### The request
Transcribe everything in the data word for word. Pictures are left out.
◆ ◆ ◆
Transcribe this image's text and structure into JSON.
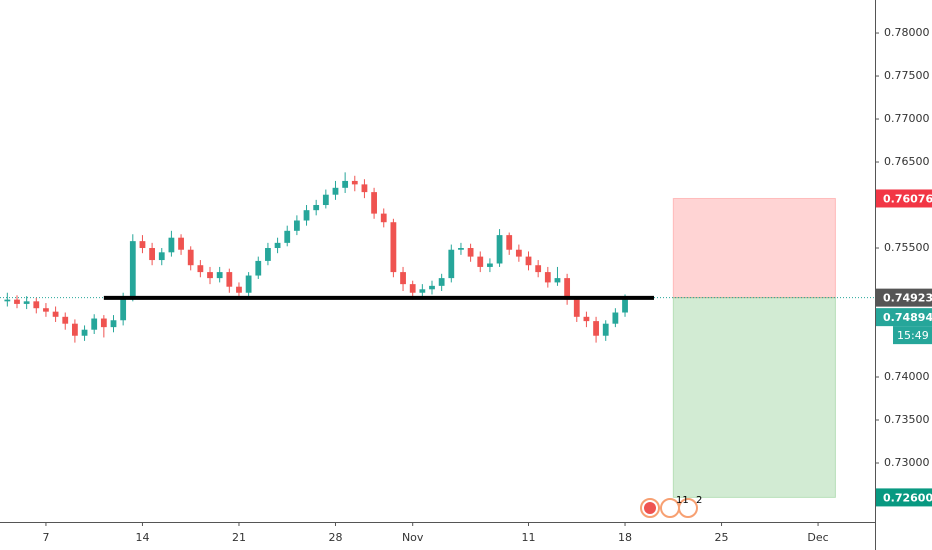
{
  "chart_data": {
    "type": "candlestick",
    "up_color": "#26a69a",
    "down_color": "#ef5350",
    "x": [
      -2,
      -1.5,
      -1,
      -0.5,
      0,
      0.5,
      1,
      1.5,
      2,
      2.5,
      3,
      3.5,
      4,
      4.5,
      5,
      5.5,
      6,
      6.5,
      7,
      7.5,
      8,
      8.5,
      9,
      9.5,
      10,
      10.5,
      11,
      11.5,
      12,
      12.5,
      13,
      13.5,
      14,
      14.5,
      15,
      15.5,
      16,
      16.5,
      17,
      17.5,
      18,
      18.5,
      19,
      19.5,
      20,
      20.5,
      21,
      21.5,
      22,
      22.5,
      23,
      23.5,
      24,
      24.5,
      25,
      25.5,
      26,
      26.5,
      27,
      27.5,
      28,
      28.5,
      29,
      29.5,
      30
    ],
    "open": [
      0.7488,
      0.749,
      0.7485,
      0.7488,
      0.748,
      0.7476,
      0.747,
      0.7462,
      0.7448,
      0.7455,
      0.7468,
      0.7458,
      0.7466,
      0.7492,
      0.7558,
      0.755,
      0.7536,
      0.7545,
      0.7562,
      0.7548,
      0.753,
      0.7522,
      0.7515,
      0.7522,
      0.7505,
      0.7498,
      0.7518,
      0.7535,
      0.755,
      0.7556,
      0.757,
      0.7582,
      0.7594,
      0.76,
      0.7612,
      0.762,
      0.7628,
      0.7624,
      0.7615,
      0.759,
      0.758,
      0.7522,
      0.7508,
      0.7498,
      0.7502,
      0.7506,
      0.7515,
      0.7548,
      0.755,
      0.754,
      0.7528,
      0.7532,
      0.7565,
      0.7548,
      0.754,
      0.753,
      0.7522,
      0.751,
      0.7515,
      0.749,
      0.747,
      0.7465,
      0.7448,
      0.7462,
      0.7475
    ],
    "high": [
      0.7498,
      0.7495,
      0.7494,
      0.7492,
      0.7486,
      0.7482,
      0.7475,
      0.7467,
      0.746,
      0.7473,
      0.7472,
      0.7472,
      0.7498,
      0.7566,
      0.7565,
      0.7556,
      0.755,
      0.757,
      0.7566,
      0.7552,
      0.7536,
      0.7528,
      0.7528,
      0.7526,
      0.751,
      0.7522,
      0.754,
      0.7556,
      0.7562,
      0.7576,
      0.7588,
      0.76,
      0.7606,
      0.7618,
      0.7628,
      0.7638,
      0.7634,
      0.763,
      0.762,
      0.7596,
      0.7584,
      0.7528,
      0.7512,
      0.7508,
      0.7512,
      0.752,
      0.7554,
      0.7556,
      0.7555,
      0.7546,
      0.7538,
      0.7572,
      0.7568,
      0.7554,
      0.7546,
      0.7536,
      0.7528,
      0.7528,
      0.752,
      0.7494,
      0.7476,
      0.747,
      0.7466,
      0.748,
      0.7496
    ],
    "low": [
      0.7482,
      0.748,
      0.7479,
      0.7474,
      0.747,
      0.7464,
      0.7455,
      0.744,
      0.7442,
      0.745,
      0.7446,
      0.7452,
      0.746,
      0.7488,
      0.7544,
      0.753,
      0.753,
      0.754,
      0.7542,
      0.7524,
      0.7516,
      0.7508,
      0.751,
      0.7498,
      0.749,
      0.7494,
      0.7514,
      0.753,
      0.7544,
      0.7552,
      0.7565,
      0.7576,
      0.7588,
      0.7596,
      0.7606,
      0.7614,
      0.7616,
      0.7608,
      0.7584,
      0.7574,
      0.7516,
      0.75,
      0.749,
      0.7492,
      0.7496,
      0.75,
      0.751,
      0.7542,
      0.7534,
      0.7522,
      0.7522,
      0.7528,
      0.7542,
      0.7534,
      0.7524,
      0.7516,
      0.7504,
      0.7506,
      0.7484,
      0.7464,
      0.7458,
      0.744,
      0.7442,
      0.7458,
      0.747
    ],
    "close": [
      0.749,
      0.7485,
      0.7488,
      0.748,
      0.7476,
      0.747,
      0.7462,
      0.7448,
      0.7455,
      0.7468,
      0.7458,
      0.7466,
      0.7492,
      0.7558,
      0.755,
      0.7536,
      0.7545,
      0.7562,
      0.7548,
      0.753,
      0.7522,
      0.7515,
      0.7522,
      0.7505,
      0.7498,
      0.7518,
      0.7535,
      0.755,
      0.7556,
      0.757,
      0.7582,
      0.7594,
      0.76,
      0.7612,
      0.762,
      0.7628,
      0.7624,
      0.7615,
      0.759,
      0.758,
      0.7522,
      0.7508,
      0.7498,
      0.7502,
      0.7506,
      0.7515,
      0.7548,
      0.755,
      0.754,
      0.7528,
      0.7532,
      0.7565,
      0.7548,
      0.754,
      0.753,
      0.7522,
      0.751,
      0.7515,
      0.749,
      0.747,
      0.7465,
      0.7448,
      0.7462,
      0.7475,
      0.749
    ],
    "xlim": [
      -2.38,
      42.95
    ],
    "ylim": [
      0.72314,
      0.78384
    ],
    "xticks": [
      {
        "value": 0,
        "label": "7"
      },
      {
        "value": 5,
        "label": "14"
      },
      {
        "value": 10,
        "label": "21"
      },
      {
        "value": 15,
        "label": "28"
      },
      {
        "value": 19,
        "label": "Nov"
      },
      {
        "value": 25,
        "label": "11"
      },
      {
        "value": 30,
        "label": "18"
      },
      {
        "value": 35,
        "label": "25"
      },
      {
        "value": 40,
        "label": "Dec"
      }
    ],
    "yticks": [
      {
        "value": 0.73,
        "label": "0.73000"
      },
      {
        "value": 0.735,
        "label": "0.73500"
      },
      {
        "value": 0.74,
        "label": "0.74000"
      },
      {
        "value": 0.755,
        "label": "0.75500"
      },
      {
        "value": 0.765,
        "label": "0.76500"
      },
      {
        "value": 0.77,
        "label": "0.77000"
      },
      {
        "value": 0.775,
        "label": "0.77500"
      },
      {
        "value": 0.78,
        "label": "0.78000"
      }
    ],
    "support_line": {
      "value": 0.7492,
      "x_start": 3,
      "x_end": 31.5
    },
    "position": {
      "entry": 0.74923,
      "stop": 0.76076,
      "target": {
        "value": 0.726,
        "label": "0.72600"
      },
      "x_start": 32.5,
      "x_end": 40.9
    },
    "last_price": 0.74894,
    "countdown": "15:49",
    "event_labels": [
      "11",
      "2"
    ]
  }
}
◆ ◆ ◆
### Solution to the exercise
Transcribe this image's text and structure into JSON.
{
  "chart_data": {
    "type": "candlestick",
    "up_color": "#26a69a",
    "down_color": "#ef5350",
    "x": [
      -2,
      -1.5,
      -1,
      -0.5,
      0,
      0.5,
      1,
      1.5,
      2,
      2.5,
      3,
      3.5,
      4,
      4.5,
      5,
      5.5,
      6,
      6.5,
      7,
      7.5,
      8,
      8.5,
      9,
      9.5,
      10,
      10.5,
      11,
      11.5,
      12,
      12.5,
      13,
      13.5,
      14,
      14.5,
      15,
      15.5,
      16,
      16.5,
      17,
      17.5,
      18,
      18.5,
      19,
      19.5,
      20,
      20.5,
      21,
      21.5,
      22,
      22.5,
      23,
      23.5,
      24,
      24.5,
      25,
      25.5,
      26,
      26.5,
      27,
      27.5,
      28,
      28.5,
      29,
      29.5,
      30
    ],
    "open": [
      0.7488,
      0.749,
      0.7485,
      0.7488,
      0.748,
      0.7476,
      0.747,
      0.7462,
      0.7448,
      0.7455,
      0.7468,
      0.7458,
      0.7466,
      0.7492,
      0.7558,
      0.755,
      0.7536,
      0.7545,
      0.7562,
      0.7548,
      0.753,
      0.7522,
      0.7515,
      0.7522,
      0.7505,
      0.7498,
      0.7518,
      0.7535,
      0.755,
      0.7556,
      0.757,
      0.7582,
      0.7594,
      0.76,
      0.7612,
      0.762,
      0.7628,
      0.7624,
      0.7615,
      0.759,
      0.758,
      0.7522,
      0.7508,
      0.7498,
      0.7502,
      0.7506,
      0.7515,
      0.7548,
      0.755,
      0.754,
      0.7528,
      0.7532,
      0.7565,
      0.7548,
      0.754,
      0.753,
      0.7522,
      0.751,
      0.7515,
      0.749,
      0.747,
      0.7465,
      0.7448,
      0.7462,
      0.7475
    ],
    "high": [
      0.7498,
      0.7495,
      0.7494,
      0.7492,
      0.7486,
      0.7482,
      0.7475,
      0.7467,
      0.746,
      0.7473,
      0.7472,
      0.7472,
      0.7498,
      0.7566,
      0.7565,
      0.7556,
      0.755,
      0.757,
      0.7566,
      0.7552,
      0.7536,
      0.7528,
      0.7528,
      0.7526,
      0.751,
      0.7522,
      0.754,
      0.7556,
      0.7562,
      0.7576,
      0.7588,
      0.76,
      0.7606,
      0.7618,
      0.7628,
      0.7638,
      0.7634,
      0.763,
      0.762,
      0.7596,
      0.7584,
      0.7528,
      0.7512,
      0.7508,
      0.7512,
      0.752,
      0.7554,
      0.7556,
      0.7555,
      0.7546,
      0.7538,
      0.7572,
      0.7568,
      0.7554,
      0.7546,
      0.7536,
      0.7528,
      0.7528,
      0.752,
      0.7494,
      0.7476,
      0.747,
      0.7466,
      0.748,
      0.7496
    ],
    "low": [
      0.7482,
      0.748,
      0.7479,
      0.7474,
      0.747,
      0.7464,
      0.7455,
      0.744,
      0.7442,
      0.745,
      0.7446,
      0.7452,
      0.746,
      0.7488,
      0.7544,
      0.753,
      0.753,
      0.754,
      0.7542,
      0.7524,
      0.7516,
      0.7508,
      0.751,
      0.7498,
      0.749,
      0.7494,
      0.7514,
      0.753,
      0.7544,
      0.7552,
      0.7565,
      0.7576,
      0.7588,
      0.7596,
      0.7606,
      0.7614,
      0.7616,
      0.7608,
      0.7584,
      0.7574,
      0.7516,
      0.75,
      0.749,
      0.7492,
      0.7496,
      0.75,
      0.751,
      0.7542,
      0.7534,
      0.7522,
      0.7522,
      0.7528,
      0.7542,
      0.7534,
      0.7524,
      0.7516,
      0.7504,
      0.7506,
      0.7484,
      0.7464,
      0.7458,
      0.744,
      0.7442,
      0.7458,
      0.747
    ],
    "close": [
      0.749,
      0.7485,
      0.7488,
      0.748,
      0.7476,
      0.747,
      0.7462,
      0.7448,
      0.7455,
      0.7468,
      0.7458,
      0.7466,
      0.7492,
      0.7558,
      0.755,
      0.7536,
      0.7545,
      0.7562,
      0.7548,
      0.753,
      0.7522,
      0.7515,
      0.7522,
      0.7505,
      0.7498,
      0.7518,
      0.7535,
      0.755,
      0.7556,
      0.757,
      0.7582,
      0.7594,
      0.76,
      0.7612,
      0.762,
      0.7628,
      0.7624,
      0.7615,
      0.759,
      0.758,
      0.7522,
      0.7508,
      0.7498,
      0.7502,
      0.7506,
      0.7515,
      0.7548,
      0.755,
      0.754,
      0.7528,
      0.7532,
      0.7565,
      0.7548,
      0.754,
      0.753,
      0.7522,
      0.751,
      0.7515,
      0.749,
      0.747,
      0.7465,
      0.7448,
      0.7462,
      0.7475,
      0.749
    ],
    "xlim": [
      -2.38,
      42.95
    ],
    "ylim": [
      0.72314,
      0.78384
    ],
    "xticks": [
      {
        "value": 0,
        "label": "7"
      },
      {
        "value": 5,
        "label": "14"
      },
      {
        "value": 10,
        "label": "21"
      },
      {
        "value": 15,
        "label": "28"
      },
      {
        "value": 19,
        "label": "Nov"
      },
      {
        "value": 25,
        "label": "11"
      },
      {
        "value": 30,
        "label": "18"
      },
      {
        "value": 35,
        "label": "25"
      },
      {
        "value": 40,
        "label": "Dec"
      }
    ],
    "yticks": [
      {
        "value": 0.73,
        "label": "0.73000"
      },
      {
        "value": 0.735,
        "label": "0.73500"
      },
      {
        "value": 0.74,
        "label": "0.74000"
      },
      {
        "value": 0.755,
        "label": "0.75500"
      },
      {
        "value": 0.765,
        "label": "0.76500"
      },
      {
        "value": 0.77,
        "label": "0.77000"
      },
      {
        "value": 0.775,
        "label": "0.77500"
      },
      {
        "value": 0.78,
        "label": "0.78000"
      }
    ],
    "support_line": {
      "value": 0.7492,
      "x_start": 3,
      "x_end": 31.5
    },
    "position": {
      "entry": 0.74923,
      "stop": 0.76076,
      "target": {
        "value": 0.726,
        "label": "0.72600"
      },
      "x_start": 32.5,
      "x_end": 40.9
    },
    "last_price": 0.74894,
    "countdown": "15:49",
    "event_labels": [
      "11",
      "2"
    ]
  }
}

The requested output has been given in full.